↓
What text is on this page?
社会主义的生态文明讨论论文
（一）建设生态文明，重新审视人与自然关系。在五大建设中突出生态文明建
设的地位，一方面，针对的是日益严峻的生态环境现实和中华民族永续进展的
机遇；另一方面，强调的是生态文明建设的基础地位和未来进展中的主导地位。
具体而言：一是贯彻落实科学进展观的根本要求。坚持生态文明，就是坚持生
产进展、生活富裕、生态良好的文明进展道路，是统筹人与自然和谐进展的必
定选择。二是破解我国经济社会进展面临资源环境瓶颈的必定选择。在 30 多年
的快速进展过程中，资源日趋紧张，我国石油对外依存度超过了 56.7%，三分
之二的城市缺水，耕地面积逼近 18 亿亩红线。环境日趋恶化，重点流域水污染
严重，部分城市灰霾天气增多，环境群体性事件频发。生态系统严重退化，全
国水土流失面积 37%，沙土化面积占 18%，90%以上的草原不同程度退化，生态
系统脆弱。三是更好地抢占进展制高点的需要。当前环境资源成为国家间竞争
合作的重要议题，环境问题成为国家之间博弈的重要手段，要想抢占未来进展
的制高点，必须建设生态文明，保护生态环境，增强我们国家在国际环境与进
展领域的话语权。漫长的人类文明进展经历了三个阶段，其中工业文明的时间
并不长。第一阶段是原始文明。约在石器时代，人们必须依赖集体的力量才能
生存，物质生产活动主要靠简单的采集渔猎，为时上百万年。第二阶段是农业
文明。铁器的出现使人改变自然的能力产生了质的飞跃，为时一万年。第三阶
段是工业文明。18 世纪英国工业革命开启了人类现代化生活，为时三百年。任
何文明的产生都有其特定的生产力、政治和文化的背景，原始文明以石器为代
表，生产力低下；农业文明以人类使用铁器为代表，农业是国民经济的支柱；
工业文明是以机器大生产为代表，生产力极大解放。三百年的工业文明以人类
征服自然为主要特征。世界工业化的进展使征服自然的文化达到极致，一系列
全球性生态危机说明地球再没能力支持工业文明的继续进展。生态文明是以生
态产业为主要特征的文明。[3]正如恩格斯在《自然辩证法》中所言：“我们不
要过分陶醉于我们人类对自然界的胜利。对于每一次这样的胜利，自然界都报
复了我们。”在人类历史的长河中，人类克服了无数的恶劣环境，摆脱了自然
↑
Exercise details:
Write every line of the material above again, exactly.

Response to this exercise:
What text is on this page?
社会主义的生态文明讨论论文
（一）建设生态文明，重新审视人与自然关系。在五大建设中突出生态文明建
设的地位，一方面，针对的是日益严峻的生态环境现实和中华民族永续进展的
机遇；另一方面，强调的是生态文明建设的基础地位和未来进展中的主导地位。
具体而言：一是贯彻落实科学进展观的根本要求。坚持生态文明，就是坚持生
产进展、生活富裕、生态良好的文明进展道路，是统筹人与自然和谐进展的必
定选择。二是破解我国经济社会进展面临资源环境瓶颈的必定选择。在 30 多年
的快速进展过程中，资源日趋紧张，我国石油对外依存度超过了 56.7%，三分
之二的城市缺水，耕地面积逼近 18 亿亩红线。环境日趋恶化，重点流域水污染
严重，部分城市灰霾天气增多，环境群体性事件频发。生态系统严重退化，全
国水土流失面积 37%，沙土化面积占 18%，90%以上的草原不同程度退化，生态
系统脆弱。三是更好地抢占进展制高点的需要。当前环境资源成为国家间竞争
合作的重要议题，环境问题成为国家之间博弈的重要手段，要想抢占未来进展
的制高点，必须建设生态文明，保护生态环境，增强我们国家在国际环境与进
展领域的话语权。漫长的人类文明进展经历了三个阶段，其中工业文明的时间
并不长。第一阶段是原始文明。约在石器时代，人们必须依赖集体的力量才能
生存，物质生产活动主要靠简单的采集渔猎，为时上百万年。第二阶段是农业
文明。铁器的出现使人改变自然的能力产生了质的飞跃，为时一万年。第三阶
段是工业文明。18 世纪英国工业革命开启了人类现代化生活，为时三百年。任
何文明的产生都有其特定的生产力、政治和文化的背景，原始文明以石器为代
表，生产力低下；农业文明以人类使用铁器为代表，农业是国民经济的支柱；
工业文明是以机器大生产为代表，生产力极大解放。三百年的工业文明以人类
征服自然为主要特征。世界工业化的进展使征服自然的文化达到极致，一系列
全球性生态危机说明地球再没能力支持工业文明的继续进展。生态文明是以生
态产业为主要特征的文明。[3]正如恩格斯在《自然辩证法》中所言：“我们不
要过分陶醉于我们人类对自然界的胜利。对于每一次这样的胜利，自然界都报
复了我们。”在人类历史的长河中，人类克服了无数的恶劣环境，摆脱了自然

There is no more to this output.